▸ Written tasks:
1: Copy everything in the short story article from "I follow writers" down to "often for free.".
2: Gather every line of the records that contains the word "note". Case counts.

▸ Text shown:
- - -

What modern short stories for high school English classes can you teach? Add these modern and diverse voices to your curriculum. High school short stories can reflect our students’ lives.
Modern short stories for high school English students are a must. While students enjoy older stories, I have found that when students are familiar with “alive authors” (as my students call them), they are more likely to engage with their work in other ways.
For instance, if I want students to be active in their classroom library, I need students to believe that literature matters to them and can be part of their lives. One way to work toward building that culture is to teach modern short stories. People today, people who are alive, still write short stories.
I follow writers on Twitter who promote their works. I also (try!) read literary publications that publish small pieces. Once you engage in the literary community a bit, you’ll be able to find more pieces to fit your specific community of learners.
How can I incorporate modern short stories for high school English?
Start small! If you are committed to incorporating contemporary short stories into class, the next time you take a long look at your collection of short stories, take a quick read at the list below and attempt one.
Below, are seven (with a few bonus links) short stories that you can teach with your high school English classes. Dynamic high school short stories are online, often for free.
Finally, I outlined activities to accompany these stories. The first time running through a new reading list with classes, some suggestions might help.
Continue reading for easy pieces to put in your high school curriculum.
7 Modern Short Stories for High School English
Moments Earlier
“Moments Earlier” by Kate Doyle is an excellent piece for discussing dialogue and pacing. The main character reflects on his friend (a young twenty-two year old) who collapses and eventually dies. The narrator reflects from college to the present to family events. High school students often enjoy reading about college, and “Moments Earlier” is a clean story.
Only Daughter
I love Sandra Cisneros, and I teach her writing whenever I can. “Only Daughter” is less of a short story as it is a reflective essay, but I often teach it in a short story unit when we discuss fiction and nonfiction.
You can also use “Only Daughter” alongside one of Cisneros’ short stories, such as Eleven. The teaching and discussion over those two pieces normally takes me two class periods.

- - -

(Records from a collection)
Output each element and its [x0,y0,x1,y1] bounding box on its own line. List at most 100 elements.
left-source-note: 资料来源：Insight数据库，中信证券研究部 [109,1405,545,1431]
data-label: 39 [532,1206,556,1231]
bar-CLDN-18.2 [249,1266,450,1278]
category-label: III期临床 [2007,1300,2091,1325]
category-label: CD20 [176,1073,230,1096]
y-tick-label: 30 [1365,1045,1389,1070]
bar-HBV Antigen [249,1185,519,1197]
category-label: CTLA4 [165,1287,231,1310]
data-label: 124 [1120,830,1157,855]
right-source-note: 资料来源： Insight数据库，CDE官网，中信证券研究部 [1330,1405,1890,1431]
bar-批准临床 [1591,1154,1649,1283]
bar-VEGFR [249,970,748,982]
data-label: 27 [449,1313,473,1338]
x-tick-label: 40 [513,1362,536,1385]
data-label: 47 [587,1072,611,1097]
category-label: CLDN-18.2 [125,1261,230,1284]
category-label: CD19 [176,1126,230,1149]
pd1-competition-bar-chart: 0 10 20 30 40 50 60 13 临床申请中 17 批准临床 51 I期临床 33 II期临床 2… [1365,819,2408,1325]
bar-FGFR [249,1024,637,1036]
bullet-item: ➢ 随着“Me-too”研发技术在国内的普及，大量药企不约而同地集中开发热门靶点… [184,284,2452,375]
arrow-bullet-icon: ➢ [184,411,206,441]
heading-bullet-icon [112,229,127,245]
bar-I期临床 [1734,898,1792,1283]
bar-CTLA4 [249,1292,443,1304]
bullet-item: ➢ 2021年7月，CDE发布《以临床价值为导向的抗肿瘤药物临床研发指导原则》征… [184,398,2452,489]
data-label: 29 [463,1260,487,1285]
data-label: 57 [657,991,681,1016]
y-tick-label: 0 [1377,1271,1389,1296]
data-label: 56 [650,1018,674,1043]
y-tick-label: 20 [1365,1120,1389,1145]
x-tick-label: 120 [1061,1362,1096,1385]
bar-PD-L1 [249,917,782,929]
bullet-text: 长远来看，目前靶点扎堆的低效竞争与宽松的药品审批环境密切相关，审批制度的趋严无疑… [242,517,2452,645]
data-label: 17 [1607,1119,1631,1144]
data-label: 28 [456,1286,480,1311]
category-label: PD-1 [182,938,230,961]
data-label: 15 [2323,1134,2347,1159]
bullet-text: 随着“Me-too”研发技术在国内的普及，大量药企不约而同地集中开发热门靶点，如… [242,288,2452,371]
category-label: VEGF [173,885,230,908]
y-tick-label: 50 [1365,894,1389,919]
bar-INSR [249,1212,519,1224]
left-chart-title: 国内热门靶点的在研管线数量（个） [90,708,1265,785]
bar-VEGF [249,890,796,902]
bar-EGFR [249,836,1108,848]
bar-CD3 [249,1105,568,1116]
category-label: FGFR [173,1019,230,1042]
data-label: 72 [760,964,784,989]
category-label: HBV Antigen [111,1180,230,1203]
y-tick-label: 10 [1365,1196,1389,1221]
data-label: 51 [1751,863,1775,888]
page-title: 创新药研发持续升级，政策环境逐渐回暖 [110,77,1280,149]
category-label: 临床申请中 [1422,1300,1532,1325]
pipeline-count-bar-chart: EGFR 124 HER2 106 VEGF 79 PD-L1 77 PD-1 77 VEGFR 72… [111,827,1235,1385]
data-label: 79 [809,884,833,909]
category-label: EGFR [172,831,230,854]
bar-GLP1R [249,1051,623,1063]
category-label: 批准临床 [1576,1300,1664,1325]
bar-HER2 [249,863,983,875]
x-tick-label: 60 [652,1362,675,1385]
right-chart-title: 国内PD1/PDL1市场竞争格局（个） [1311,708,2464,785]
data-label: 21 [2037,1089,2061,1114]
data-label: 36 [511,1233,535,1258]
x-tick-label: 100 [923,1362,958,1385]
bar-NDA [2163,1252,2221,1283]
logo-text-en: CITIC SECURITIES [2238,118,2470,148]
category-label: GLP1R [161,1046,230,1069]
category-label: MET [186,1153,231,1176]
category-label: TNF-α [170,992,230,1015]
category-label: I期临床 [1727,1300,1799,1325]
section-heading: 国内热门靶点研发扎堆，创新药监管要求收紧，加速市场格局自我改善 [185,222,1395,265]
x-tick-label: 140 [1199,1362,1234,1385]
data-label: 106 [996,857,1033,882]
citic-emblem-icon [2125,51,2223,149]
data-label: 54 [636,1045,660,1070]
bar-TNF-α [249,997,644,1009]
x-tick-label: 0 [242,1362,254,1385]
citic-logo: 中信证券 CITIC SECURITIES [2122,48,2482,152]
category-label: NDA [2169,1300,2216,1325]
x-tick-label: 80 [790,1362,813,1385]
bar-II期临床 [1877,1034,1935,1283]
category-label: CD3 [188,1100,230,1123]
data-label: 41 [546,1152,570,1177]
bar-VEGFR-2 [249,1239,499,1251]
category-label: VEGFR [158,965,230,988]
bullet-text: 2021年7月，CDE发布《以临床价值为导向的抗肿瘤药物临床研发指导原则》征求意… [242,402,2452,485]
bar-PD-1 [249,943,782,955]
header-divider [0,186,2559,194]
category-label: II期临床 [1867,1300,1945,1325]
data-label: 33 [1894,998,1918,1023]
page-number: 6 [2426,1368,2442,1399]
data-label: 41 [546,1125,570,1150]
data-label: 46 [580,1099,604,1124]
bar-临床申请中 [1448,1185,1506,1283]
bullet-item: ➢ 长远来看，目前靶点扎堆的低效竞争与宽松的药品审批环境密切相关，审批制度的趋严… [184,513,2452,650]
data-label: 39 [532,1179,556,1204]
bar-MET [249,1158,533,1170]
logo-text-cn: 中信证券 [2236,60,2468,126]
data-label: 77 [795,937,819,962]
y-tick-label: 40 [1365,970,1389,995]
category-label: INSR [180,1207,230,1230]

- - -

▸ Responses to the tasks:
1:
I follow writers on Twitter who promote their works. I also (try!) read literary publications that publish small pieces. Once you engage in the literary community a bit, you’ll be able to find more pieces to fit your specific community of learners.
How can I incorporate modern short stories for high school English?
Start small! If you are committed to incorporating contemporary short stories into class, the next time you take a long look at your collection of short stories, take a quick read at the list below and attempt one.
Below, are seven (with a few bonus links) short stories that you can teach with your high school English classes. Dynamic high school short stories are online, often for free.

2:
left-source-note: 资料来源：Insight数据库，中信证券研究部 [109,1405,545,1431]
right-source-note: 资料来源： Insight数据库，CDE官网，中信证券研究部 [1330,1405,1890,1431]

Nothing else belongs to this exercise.